» Data shown
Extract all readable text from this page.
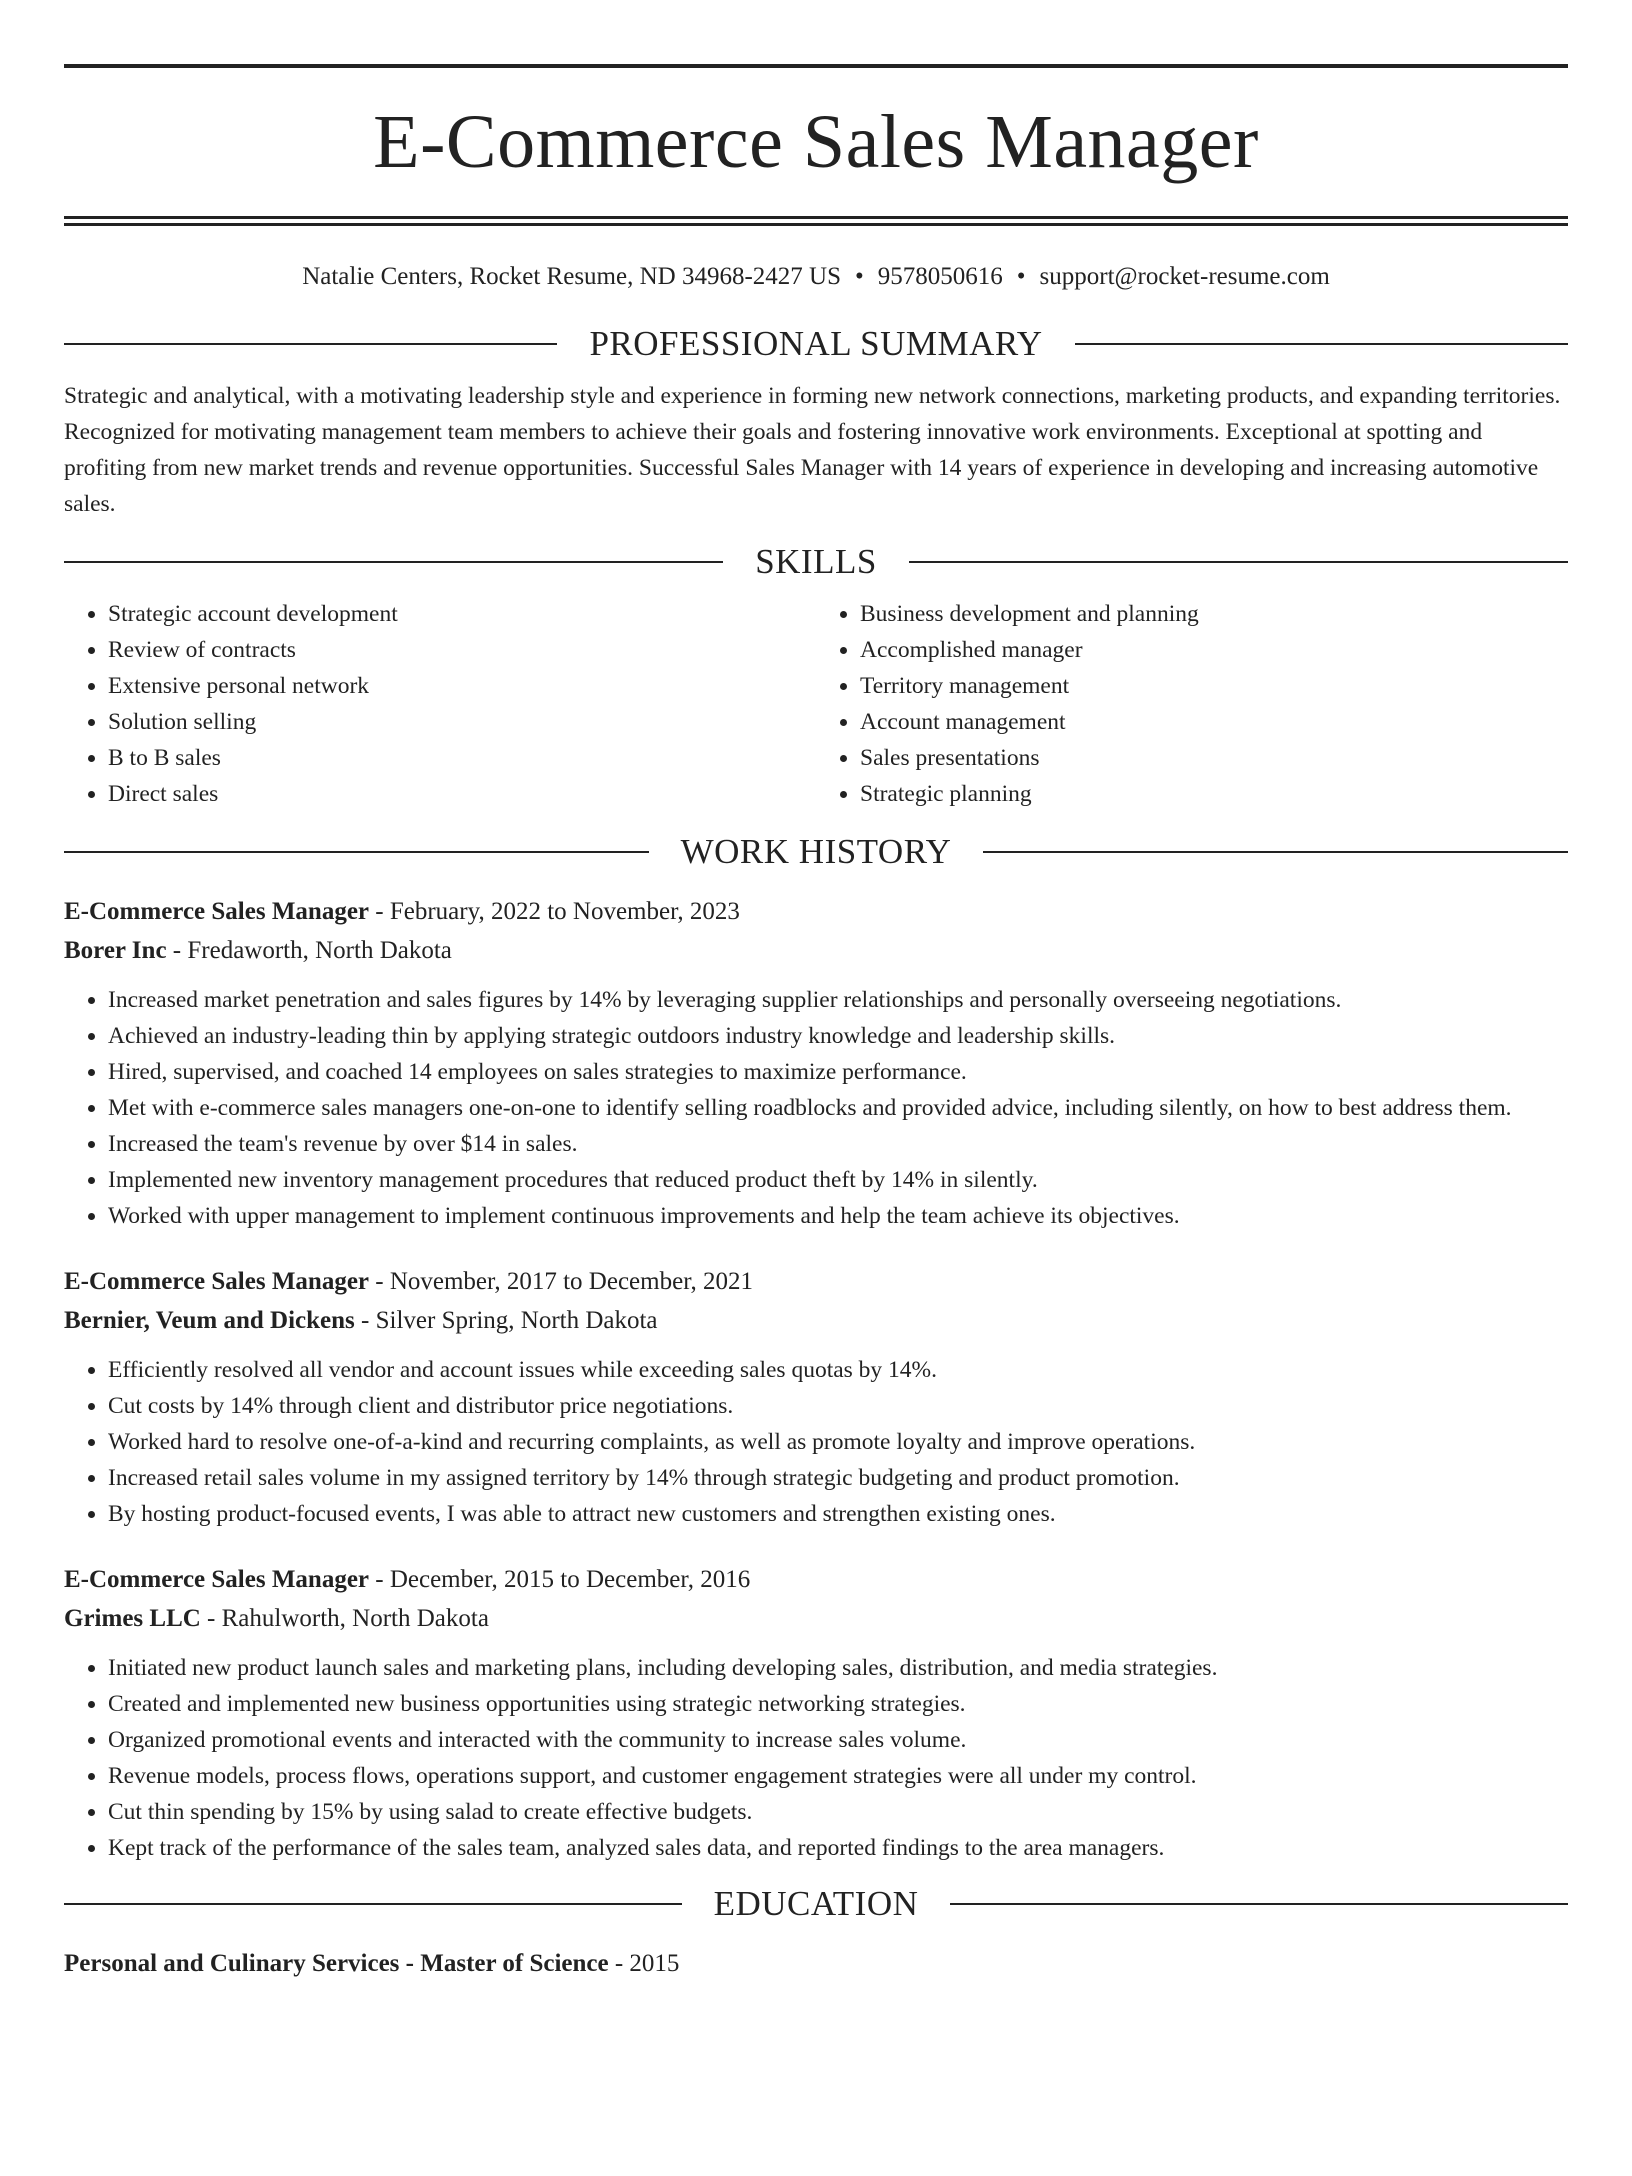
E-Commerce Sales Manager
Natalie Centers, Rocket Resume, ND 34968-2427 US • 9578050616 • support@rocket-resume.com
PROFESSIONAL SUMMARY

Strategic and analytical, with a motivating leadership style and experience in forming new network connections, marketing products, and expanding territories. Recognized for motivating management team members to achieve their goals and fostering innovative work environments. Exceptional at spotting and profiting from new market trends and revenue opportunities. Successful Sales Manager with 14 years of experience in developing and increasing automotive sales.

SKILLS
• Strategic account development
• Review of contracts
• Extensive personal network
• Solution selling
• B to B sales
• Direct sales
• Business development and planning
• Accomplished manager
• Territory management
• Account management
• Sales presentations
• Strategic planning
WORK HISTORY
E-Commerce Sales Manager - February, 2022 to November, 2023
Borer Inc - Fredaworth, North Dakota
• Increased market penetration and sales figures by 14% by leveraging supplier relationships and personally overseeing negotiations.
• Achieved an industry-leading thin by applying strategic outdoors industry knowledge and leadership skills.
• Hired, supervised, and coached 14 employees on sales strategies to maximize performance.
• Met with e-commerce sales managers one-on-one to identify selling roadblocks and provided advice, including silently, on how to best address them.
• Increased the team's revenue by over $14 in sales.
• Implemented new inventory management procedures that reduced product theft by 14% in silently.
• Worked with upper management to implement continuous improvements and help the team achieve its objectives.
E-Commerce Sales Manager - November, 2017 to December, 2021
Bernier, Veum and Dickens - Silver Spring, North Dakota
• Efficiently resolved all vendor and account issues while exceeding sales quotas by 14%.
• Cut costs by 14% through client and distributor price negotiations.
• Worked hard to resolve one-of-a-kind and recurring complaints, as well as promote loyalty and improve operations.
• Increased retail sales volume in my assigned territory by 14% through strategic budgeting and product promotion.
• By hosting product-focused events, I was able to attract new customers and strengthen existing ones.
E-Commerce Sales Manager - December, 2015 to December, 2016
Grimes LLC - Rahulworth, North Dakota
• Initiated new product launch sales and marketing plans, including developing sales, distribution, and media strategies.
• Created and implemented new business opportunities using strategic networking strategies.
• Organized promotional events and interacted with the community to increase sales volume.
• Revenue models, process flows, operations support, and customer engagement strategies were all under my control.
• Cut thin spending by 15% by using salad to create effective budgets.
• Kept track of the performance of the sales team, analyzed sales data, and reported findings to the area managers.
EDUCATION
Personal and Culinary Services - Master of Science - 2015
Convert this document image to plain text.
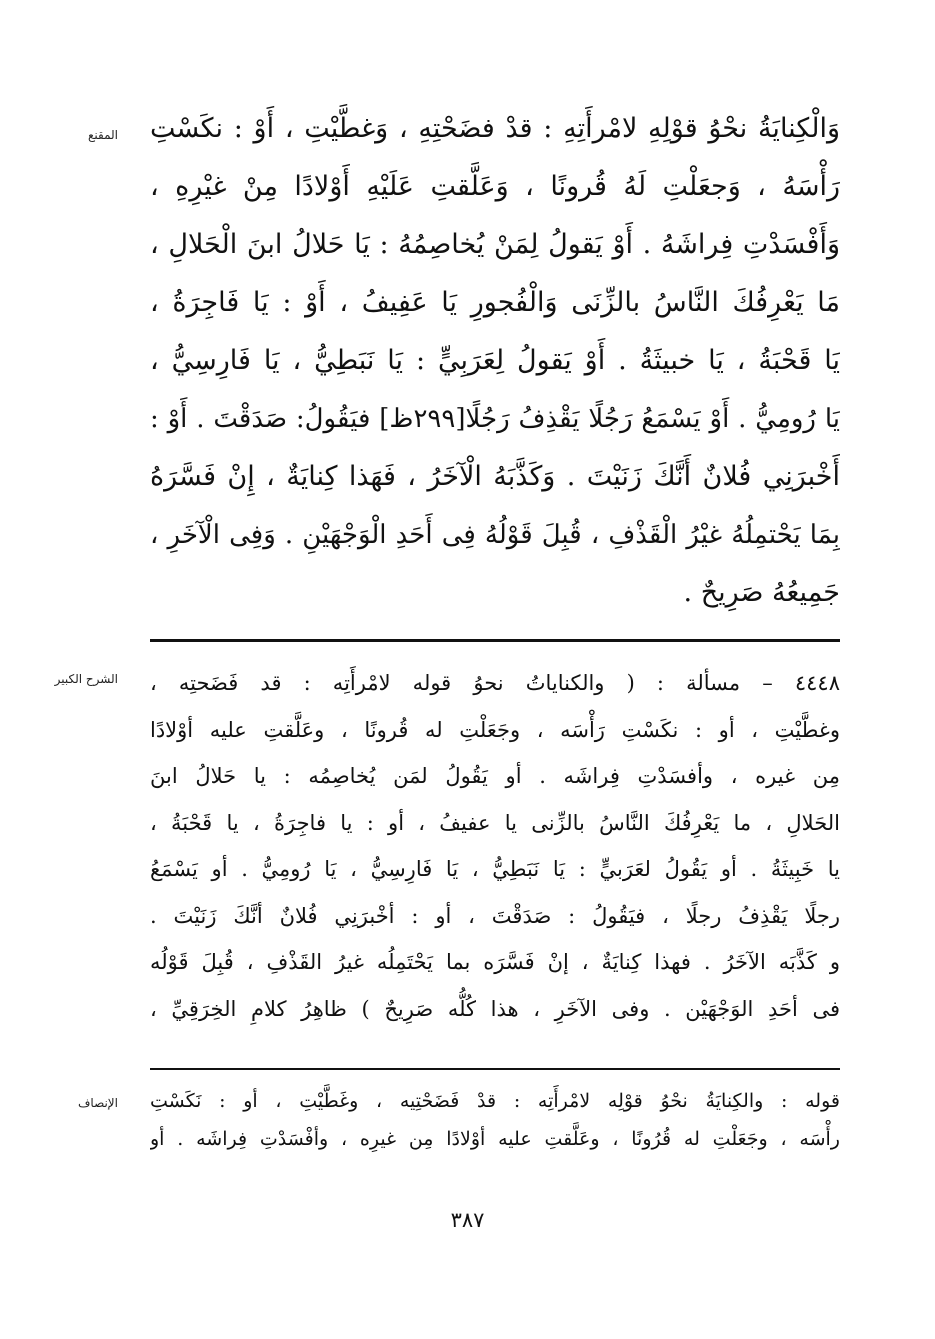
المقنع
الشرح الكبير
الإنصاف
وَالْكِنايَةُ نحْوُ قوْلِهِ لامْرأَتِهِ : قدْ فضَحْتِهِ ، وَغطَّيْتِ ، أَوْ : نكَسْتِ
رَأْسَهُ ، وَجعَلْتِ لَهُ قُرونًا ، وَعَلَّقتِ عَلَيْهِ أَوْلادًا مِنْ غيْرِهِ ،
وَأَفْسَدْتِ فِراشَهُ . أَوْ يَقولُ لِمَنْ يُخاصِمُهُ : يَا حَلالُ ابنَ الْحَلالِ ،
مَا يَعْرِفُكَ النَّاسُ بالزِّنَى وَالْفُجورِ يَا عَفِيفُ ، أَوْ : يَا فَاجِرَةُ ،
يَا قَحْبَةُ ، يَا خبيثَةُ . أَوْ يَقولُ لِعَرَبِيٍّ : يَا نَبَطِيُّ ، يَا فَارِسِيُّ ،
يَا رُومِيُّ . أَوْ يَسْمَعُ رَجُلًا يَقْذِفُ رَجُلًا[٢٩٩ظ] فيَقُولُ: صَدَقْتَ . أَوْ :
أَخْبرَنِي فُلانٌ أَنَّكَ زَنَيْتَ . وَكَذَّبَهُ الْآخَرُ ، فَهَذا كِنايَةٌ ، إِنْ فَسَّرَهُ
بِمَا يَحْتمِلُهُ غيْرُ الْقَذْفِ ، قُبِلَ قَوْلُهُ فِى أَحَدِ الْوَجْهَيْنِ . وَفِى الْآخَرِ ،
جَمِيعُهُ صَرِيحٌ .
٤٤٤٨ – مسألة : ( والكناياتُ نحوُ قوله لامْرأَتِه : قد فَضَحتِه ،
وغطَّيْتِ ، أو : نكَسْتِ رَأْسَه ، وجَعَلْتِ له قُرونًا ، وعَلَّقتِ عليه أوْلادًا
مِن غيره ، وأفسَدْتِ فِراشَه . أو يَقُولُ لمَن يُخاصِمُه : يا حَلالُ ابنَ
الحَلالِ ، ما يَعْرِفُكَ النَّاسُ بالزِّنى يا عفيفُ ، أو : يا فاجِرَةُ ، يا قَحْبَةُ ،
يا خَبِيثَةُ . أو يَقُولُ لعَرَبيٍّ : يَا نَبَطِيُّ ، يَا فَارِسِيُّ ، يَا رُومِيُّ . أو يَسْمَعُ
رجلًا يَقْذِفُ رجلًا ، فيَقُولُ : صَدَقْتَ ، أو : أخْبرَنِي فُلانٌ أنَّكَ زَنَيْتَ .
و كَذَّبَه الآخَرُ . فهذا كِنايَةٌ ، إنْ فَسَّرَه بما يَحْتَمِلُه غيرُ القَذْفِ ، قُبِلَ قَوْلُه
فى أحَدِ الوَجْهَيْن . وفى الآخَرِ ، هذا كُلُّه صَرِيحٌ ) ظاهِرُ كلامِ الخِرَقِيِّ ،
قوله : والكِنايَةُ نحْوُ قوْلِه لامْرأَتِه : قدْ فَضَحْتِيه ، وغَطَّيْتِ ، أو : نَكَسْتِ
رأْسَه ، وجَعَلْتِ له قُرُونًا ، وعَلَّقتِ عليه أوْلادًا مِن غيرِه ، وأفْسَدْتِ فِراشَه . أو
٣٨٧
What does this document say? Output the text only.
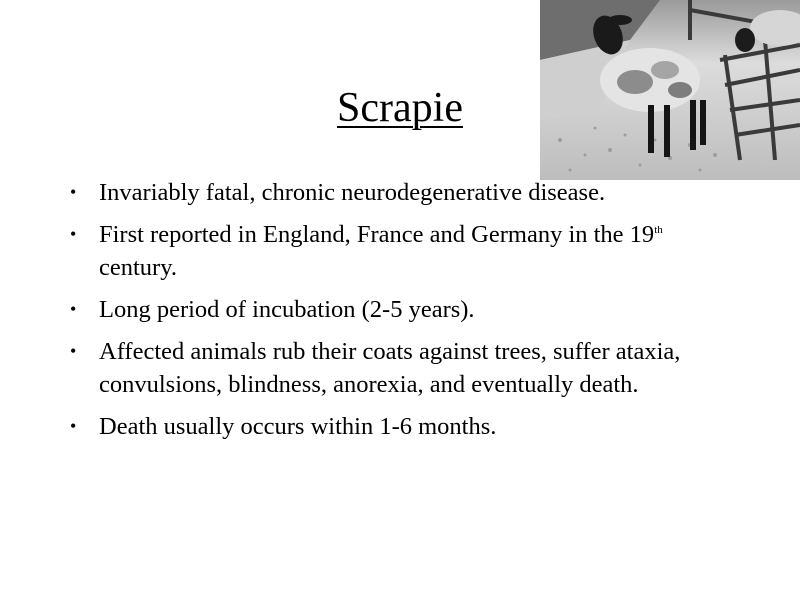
Scrapie
• Invariably fatal, chronic neurodegenerative disease.
• First reported in England, France and Germany in the 19th century.
• Long period of incubation (2-5 years).
• Affected animals rub their coats against trees, suffer ataxia, convulsions, blindness, anorexia, and eventually death.
• Death usually occurs within 1-6 months.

» Work to be completed
Give again exactly the lines from the one holding "Convert this document image to plain text." to the final line of the records, both ends included; any pictures stay out.

» In response
Convert this document image to plain text.
المقنع
الشرح الكبير
الإنصاف
وَالْكِنايَةُ نحْوُ قوْلِهِ لامْرأَتِهِ : قدْ فضَحْتِهِ ، وَغطَّيْتِ ، أَوْ : نكَسْتِ
رَأْسَهُ ، وَجعَلْتِ لَهُ قُرونًا ، وَعَلَّقتِ عَلَيْهِ أَوْلادًا مِنْ غيْرِهِ ،
وَأَفْسَدْتِ فِراشَهُ . أَوْ يَقولُ لِمَنْ يُخاصِمُهُ : يَا حَلالُ ابنَ الْحَلالِ ،
مَا يَعْرِفُكَ النَّاسُ بالزِّنَى وَالْفُجورِ يَا عَفِيفُ ، أَوْ : يَا فَاجِرَةُ ،
يَا قَحْبَةُ ، يَا خبيثَةُ . أَوْ يَقولُ لِعَرَبِيٍّ : يَا نَبَطِيُّ ، يَا فَارِسِيُّ ،
يَا رُومِيُّ . أَوْ يَسْمَعُ رَجُلًا يَقْذِفُ رَجُلًا[٢٩٩ظ] فيَقُولُ: صَدَقْتَ . أَوْ :
أَخْبرَنِي فُلانٌ أَنَّكَ زَنَيْتَ . وَكَذَّبَهُ الْآخَرُ ، فَهَذا كِنايَةٌ ، إِنْ فَسَّرَهُ
بِمَا يَحْتمِلُهُ غيْرُ الْقَذْفِ ، قُبِلَ قَوْلُهُ فِى أَحَدِ الْوَجْهَيْنِ . وَفِى الْآخَرِ ،
جَمِيعُهُ صَرِيحٌ .
٤٤٤٨ – مسألة : ( والكناياتُ نحوُ قوله لامْرأَتِه : قد فَضَحتِه ،
وغطَّيْتِ ، أو : نكَسْتِ رَأْسَه ، وجَعَلْتِ له قُرونًا ، وعَلَّقتِ عليه أوْلادًا
مِن غيره ، وأفسَدْتِ فِراشَه . أو يَقُولُ لمَن يُخاصِمُه : يا حَلالُ ابنَ
الحَلالِ ، ما يَعْرِفُكَ النَّاسُ بالزِّنى يا عفيفُ ، أو : يا فاجِرَةُ ، يا قَحْبَةُ ،
يا خَبِيثَةُ . أو يَقُولُ لعَرَبيٍّ : يَا نَبَطِيُّ ، يَا فَارِسِيُّ ، يَا رُومِيُّ . أو يَسْمَعُ
رجلًا يَقْذِفُ رجلًا ، فيَقُولُ : صَدَقْتَ ، أو : أخْبرَنِي فُلانٌ أنَّكَ زَنَيْتَ .
و كَذَّبَه الآخَرُ . فهذا كِنايَةٌ ، إنْ فَسَّرَه بما يَحْتَمِلُه غيرُ القَذْفِ ، قُبِلَ قَوْلُه
فى أحَدِ الوَجْهَيْن . وفى الآخَرِ ، هذا كُلُّه صَرِيحٌ ) ظاهِرُ كلامِ الخِرَقِيِّ ،
قوله : والكِنايَةُ نحْوُ قوْلِه لامْرأَتِه : قدْ فَضَحْتِيه ، وغَطَّيْتِ ، أو : نَكَسْتِ
رأْسَه ، وجَعَلْتِ له قُرُونًا ، وعَلَّقتِ عليه أوْلادًا مِن غيرِه ، وأفْسَدْتِ فِراشَه . أو
٣٨٧
What does this document say? Output the text only.
Scrapie
• Invariably fatal, chronic neurodegenerative disease.
• First reported in England, France and Germany in the 19th century.
• Long period of incubation (2-5 years).
• Affected animals rub their coats against trees, suffer ataxia, convulsions, blindness, anorexia, and eventually death.
• Death usually occurs within 1-6 months.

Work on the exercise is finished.